start RECORD LIST

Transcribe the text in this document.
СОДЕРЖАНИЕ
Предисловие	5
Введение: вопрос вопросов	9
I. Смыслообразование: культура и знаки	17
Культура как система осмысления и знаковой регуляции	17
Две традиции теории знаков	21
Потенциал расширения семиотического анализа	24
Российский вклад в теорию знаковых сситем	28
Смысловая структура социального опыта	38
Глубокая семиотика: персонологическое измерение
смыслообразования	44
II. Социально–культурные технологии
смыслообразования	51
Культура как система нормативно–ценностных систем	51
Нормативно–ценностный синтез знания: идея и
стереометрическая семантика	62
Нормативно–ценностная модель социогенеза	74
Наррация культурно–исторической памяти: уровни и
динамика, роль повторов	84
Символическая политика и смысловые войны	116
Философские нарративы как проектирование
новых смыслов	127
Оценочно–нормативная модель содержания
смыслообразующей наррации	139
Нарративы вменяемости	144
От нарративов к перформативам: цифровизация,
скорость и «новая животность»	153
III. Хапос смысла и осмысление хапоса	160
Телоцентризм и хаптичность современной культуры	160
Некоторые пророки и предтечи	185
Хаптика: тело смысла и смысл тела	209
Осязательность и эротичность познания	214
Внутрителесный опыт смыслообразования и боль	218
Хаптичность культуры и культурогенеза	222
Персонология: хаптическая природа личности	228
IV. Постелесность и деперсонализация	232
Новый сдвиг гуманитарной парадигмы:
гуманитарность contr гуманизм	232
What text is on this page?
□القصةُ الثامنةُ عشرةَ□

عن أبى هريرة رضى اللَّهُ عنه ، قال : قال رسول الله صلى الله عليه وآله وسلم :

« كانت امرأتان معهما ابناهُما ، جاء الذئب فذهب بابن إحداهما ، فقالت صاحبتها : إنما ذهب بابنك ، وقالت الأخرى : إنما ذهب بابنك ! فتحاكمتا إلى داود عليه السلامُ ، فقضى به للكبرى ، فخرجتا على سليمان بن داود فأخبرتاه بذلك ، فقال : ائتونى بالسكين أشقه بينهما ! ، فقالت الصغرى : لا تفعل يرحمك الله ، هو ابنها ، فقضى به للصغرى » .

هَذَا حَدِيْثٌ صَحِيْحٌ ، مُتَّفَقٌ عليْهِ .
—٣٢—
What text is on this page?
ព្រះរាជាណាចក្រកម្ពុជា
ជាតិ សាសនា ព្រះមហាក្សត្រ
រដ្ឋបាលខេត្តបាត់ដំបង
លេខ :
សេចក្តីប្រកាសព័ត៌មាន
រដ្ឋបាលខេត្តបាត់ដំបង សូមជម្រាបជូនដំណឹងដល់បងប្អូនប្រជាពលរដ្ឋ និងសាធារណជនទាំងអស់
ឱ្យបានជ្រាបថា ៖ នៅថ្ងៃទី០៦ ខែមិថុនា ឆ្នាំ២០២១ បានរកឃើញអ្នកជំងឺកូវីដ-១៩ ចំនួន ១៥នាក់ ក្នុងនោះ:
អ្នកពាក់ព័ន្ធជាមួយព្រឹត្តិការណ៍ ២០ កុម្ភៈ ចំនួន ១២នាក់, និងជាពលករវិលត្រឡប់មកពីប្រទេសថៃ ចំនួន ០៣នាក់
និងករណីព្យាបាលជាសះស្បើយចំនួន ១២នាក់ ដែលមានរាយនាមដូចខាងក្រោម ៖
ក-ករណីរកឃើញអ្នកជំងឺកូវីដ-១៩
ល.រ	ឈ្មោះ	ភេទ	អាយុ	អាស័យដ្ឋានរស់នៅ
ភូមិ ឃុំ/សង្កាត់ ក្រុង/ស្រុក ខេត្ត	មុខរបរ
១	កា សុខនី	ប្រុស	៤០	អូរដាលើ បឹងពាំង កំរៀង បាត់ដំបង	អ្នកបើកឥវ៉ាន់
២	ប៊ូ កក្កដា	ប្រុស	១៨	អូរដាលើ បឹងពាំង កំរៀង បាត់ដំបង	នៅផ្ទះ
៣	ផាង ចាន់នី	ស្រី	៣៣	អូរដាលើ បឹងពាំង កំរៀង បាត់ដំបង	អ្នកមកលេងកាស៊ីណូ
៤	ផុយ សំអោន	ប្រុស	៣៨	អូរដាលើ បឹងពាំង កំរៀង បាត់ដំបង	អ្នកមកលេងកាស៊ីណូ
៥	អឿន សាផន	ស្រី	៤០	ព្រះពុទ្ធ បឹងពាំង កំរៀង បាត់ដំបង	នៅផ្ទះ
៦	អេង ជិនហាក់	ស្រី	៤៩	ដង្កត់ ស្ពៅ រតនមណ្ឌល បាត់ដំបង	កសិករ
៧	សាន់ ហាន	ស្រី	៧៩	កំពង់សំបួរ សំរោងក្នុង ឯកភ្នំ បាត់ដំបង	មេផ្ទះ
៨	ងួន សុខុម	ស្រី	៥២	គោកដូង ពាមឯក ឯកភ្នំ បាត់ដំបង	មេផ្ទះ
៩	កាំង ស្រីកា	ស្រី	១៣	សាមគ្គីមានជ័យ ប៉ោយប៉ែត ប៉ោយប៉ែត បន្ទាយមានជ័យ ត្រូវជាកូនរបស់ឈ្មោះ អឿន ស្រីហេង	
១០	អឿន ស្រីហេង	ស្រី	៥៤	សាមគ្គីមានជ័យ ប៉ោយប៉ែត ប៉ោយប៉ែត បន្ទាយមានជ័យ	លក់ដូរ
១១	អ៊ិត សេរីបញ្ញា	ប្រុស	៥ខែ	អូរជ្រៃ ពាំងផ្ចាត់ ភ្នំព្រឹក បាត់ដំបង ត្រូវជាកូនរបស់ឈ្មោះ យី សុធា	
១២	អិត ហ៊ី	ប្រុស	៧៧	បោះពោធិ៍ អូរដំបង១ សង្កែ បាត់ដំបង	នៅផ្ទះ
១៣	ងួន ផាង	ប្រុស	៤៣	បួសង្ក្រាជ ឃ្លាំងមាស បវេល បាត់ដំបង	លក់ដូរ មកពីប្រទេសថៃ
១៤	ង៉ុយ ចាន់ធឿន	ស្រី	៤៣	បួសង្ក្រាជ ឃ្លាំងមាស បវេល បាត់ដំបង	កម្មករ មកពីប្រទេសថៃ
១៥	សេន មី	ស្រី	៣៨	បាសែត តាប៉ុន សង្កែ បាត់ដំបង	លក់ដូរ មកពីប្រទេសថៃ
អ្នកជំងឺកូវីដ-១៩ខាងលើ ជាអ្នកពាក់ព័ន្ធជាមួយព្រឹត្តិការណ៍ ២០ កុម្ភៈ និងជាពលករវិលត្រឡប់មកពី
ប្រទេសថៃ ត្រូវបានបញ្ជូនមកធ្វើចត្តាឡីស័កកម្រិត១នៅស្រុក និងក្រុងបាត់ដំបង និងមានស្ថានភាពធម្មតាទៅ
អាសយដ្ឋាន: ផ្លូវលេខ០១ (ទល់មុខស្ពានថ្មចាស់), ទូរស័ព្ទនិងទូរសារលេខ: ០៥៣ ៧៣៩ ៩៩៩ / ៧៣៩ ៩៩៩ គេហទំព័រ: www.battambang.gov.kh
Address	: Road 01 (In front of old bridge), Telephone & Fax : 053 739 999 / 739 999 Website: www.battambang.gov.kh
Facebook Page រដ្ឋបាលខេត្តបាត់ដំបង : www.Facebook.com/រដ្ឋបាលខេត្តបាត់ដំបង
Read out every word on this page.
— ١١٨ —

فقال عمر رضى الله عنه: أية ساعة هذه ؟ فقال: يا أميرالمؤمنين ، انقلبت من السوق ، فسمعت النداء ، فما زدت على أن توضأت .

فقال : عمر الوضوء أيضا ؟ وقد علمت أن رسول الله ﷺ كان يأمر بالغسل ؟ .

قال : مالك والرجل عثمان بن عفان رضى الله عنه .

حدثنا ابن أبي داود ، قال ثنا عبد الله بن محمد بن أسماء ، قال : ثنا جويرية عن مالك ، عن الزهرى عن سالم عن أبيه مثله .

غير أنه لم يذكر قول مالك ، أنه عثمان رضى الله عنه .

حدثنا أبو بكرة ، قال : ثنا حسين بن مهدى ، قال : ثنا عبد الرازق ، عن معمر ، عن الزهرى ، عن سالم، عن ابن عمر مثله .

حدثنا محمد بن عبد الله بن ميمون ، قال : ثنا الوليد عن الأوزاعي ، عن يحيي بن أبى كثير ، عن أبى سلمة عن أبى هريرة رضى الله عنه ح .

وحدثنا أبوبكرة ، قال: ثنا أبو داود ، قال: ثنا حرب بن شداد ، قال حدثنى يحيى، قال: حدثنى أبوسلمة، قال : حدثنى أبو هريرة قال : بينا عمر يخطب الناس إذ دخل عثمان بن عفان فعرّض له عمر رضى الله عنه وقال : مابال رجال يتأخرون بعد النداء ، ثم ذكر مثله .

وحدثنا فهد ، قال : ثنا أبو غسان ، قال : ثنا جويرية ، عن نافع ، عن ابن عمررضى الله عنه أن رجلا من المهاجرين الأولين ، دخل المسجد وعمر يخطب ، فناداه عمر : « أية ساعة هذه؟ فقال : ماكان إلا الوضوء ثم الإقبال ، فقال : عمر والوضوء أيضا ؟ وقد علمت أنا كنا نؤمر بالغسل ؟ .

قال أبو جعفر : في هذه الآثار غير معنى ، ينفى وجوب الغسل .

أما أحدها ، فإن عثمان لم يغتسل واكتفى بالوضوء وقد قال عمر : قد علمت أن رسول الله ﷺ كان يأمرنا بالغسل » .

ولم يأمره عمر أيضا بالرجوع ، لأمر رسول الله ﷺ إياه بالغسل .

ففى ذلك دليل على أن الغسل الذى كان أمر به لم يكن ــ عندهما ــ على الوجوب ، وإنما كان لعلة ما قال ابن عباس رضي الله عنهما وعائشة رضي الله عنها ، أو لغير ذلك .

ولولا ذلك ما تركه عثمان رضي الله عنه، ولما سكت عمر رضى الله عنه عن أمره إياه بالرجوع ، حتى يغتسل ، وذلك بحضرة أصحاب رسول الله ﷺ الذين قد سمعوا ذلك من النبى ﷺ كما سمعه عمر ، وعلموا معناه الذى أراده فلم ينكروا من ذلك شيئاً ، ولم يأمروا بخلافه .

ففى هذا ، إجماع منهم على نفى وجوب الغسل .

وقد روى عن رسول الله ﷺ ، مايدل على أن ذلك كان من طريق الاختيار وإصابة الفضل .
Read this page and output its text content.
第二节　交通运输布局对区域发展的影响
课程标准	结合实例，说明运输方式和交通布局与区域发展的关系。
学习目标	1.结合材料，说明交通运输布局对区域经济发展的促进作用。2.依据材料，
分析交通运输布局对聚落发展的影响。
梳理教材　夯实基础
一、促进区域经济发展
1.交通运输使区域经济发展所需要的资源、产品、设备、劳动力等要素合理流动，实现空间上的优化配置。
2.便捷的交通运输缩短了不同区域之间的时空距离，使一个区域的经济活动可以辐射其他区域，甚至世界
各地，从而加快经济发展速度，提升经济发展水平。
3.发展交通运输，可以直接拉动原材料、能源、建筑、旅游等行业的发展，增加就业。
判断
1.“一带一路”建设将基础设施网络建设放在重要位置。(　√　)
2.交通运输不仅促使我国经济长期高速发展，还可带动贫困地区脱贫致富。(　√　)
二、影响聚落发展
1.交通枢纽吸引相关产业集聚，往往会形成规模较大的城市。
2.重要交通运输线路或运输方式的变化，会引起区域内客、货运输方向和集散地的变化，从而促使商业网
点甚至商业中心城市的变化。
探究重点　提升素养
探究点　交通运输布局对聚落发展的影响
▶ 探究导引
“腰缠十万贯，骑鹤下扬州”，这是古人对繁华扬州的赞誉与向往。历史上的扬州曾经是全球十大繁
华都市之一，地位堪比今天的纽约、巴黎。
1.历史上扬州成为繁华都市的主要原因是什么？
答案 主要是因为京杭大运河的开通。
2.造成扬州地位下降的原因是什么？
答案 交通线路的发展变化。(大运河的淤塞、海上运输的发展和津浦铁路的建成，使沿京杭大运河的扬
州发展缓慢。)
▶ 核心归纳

end RECORD LIST

[TASK DESCRIPTION] Show all lines from the data above in which the word "الذى" appears.

[EXERCISE SOLUTION]
ففى ذلك دليل على أن الغسل الذى كان أمر به لم يكن ــ عندهما ــ على الوجوب ، وإنما كان لعلة ما قال ابن عباس رضي الله عنهما وعائشة رضي الله عنها ، أو لغير ذلك .
ولولا ذلك ما تركه عثمان رضي الله عنه، ولما سكت عمر رضى الله عنه عن أمره إياه بالرجوع ، حتى يغتسل ، وذلك بحضرة أصحاب رسول الله ﷺ الذين قد سمعوا ذلك من النبى ﷺ كما سمعه عمر ، وعلموا معناه الذى أراده فلم ينكروا من ذلك شيئاً ، ولم يأمروا بخلافه .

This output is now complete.